▸ **Task details**
Copy out all lines where "Discord" appears.

-------------------------

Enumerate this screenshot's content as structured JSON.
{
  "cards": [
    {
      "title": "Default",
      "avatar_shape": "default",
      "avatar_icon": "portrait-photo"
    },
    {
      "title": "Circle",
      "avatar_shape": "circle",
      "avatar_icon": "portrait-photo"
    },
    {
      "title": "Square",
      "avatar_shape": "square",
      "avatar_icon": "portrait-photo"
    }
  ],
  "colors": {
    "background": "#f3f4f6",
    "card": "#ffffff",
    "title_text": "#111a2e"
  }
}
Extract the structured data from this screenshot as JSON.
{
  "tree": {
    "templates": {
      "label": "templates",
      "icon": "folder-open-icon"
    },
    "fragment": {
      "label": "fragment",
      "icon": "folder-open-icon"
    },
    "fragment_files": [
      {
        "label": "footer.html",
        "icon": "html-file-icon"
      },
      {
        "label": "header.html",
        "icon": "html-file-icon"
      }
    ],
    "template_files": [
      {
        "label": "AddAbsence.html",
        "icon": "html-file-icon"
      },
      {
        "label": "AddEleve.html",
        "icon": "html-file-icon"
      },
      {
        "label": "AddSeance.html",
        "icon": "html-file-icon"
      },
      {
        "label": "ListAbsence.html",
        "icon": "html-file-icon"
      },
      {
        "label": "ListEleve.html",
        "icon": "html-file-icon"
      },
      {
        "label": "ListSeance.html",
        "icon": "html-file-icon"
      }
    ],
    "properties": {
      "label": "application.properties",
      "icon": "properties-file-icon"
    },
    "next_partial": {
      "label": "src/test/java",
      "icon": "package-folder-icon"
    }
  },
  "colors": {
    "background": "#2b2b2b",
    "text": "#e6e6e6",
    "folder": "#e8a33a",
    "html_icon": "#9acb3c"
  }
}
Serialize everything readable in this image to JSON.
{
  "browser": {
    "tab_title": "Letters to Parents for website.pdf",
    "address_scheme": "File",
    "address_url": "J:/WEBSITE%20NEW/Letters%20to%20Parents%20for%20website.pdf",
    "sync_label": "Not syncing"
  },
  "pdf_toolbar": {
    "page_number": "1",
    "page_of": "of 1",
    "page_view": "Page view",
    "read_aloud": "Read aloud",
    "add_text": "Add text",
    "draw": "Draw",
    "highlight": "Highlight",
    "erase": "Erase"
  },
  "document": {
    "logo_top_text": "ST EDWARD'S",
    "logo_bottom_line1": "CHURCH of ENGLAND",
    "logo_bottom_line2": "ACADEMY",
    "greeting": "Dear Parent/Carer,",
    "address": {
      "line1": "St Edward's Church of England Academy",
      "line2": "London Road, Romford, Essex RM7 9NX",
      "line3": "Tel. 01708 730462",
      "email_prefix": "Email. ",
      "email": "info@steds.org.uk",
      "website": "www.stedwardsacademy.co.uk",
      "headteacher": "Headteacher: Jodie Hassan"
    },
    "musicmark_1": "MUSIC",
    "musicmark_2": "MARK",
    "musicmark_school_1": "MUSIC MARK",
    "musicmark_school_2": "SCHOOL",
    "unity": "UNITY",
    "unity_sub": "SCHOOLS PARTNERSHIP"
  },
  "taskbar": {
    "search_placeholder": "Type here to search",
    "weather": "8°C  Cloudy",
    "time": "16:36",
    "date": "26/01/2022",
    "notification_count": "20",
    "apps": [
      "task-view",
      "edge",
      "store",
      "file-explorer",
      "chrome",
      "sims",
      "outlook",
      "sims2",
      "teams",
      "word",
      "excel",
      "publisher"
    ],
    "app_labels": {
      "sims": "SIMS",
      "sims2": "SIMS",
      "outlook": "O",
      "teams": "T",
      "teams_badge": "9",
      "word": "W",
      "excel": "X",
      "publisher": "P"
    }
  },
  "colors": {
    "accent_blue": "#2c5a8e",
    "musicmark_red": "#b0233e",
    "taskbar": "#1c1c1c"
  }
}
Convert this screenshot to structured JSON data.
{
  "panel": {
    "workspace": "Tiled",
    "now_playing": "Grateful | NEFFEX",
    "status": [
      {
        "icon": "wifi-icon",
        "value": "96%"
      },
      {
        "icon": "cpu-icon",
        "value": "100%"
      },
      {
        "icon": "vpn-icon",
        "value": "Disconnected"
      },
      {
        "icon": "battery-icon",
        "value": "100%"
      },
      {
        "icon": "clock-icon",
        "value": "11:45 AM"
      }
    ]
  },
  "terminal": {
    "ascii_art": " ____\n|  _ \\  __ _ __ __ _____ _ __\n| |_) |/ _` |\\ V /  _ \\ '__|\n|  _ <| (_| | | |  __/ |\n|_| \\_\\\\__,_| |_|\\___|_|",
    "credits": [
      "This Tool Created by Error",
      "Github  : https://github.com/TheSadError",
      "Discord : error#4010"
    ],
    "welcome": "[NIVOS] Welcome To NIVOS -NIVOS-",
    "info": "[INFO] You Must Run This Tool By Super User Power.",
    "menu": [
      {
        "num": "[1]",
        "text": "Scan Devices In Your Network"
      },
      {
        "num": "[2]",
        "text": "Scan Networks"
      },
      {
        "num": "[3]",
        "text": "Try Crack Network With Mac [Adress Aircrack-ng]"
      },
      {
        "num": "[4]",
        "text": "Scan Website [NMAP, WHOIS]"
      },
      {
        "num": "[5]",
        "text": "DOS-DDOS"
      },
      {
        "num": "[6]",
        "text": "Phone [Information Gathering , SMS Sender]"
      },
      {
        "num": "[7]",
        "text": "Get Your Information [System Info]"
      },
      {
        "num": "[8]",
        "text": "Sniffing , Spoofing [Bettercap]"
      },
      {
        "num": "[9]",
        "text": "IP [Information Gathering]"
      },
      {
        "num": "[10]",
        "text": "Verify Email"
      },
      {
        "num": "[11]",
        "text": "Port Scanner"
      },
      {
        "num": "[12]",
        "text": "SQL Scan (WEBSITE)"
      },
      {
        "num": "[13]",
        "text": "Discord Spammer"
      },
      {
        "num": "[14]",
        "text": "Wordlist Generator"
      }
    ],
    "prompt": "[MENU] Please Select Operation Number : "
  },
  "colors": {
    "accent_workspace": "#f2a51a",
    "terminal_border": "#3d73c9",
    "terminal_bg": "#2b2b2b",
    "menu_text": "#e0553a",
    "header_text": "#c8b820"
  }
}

-------------------------

▸ **Result for this exercise**
      "Discord : error#4010"
        "text": "Discord Spammer"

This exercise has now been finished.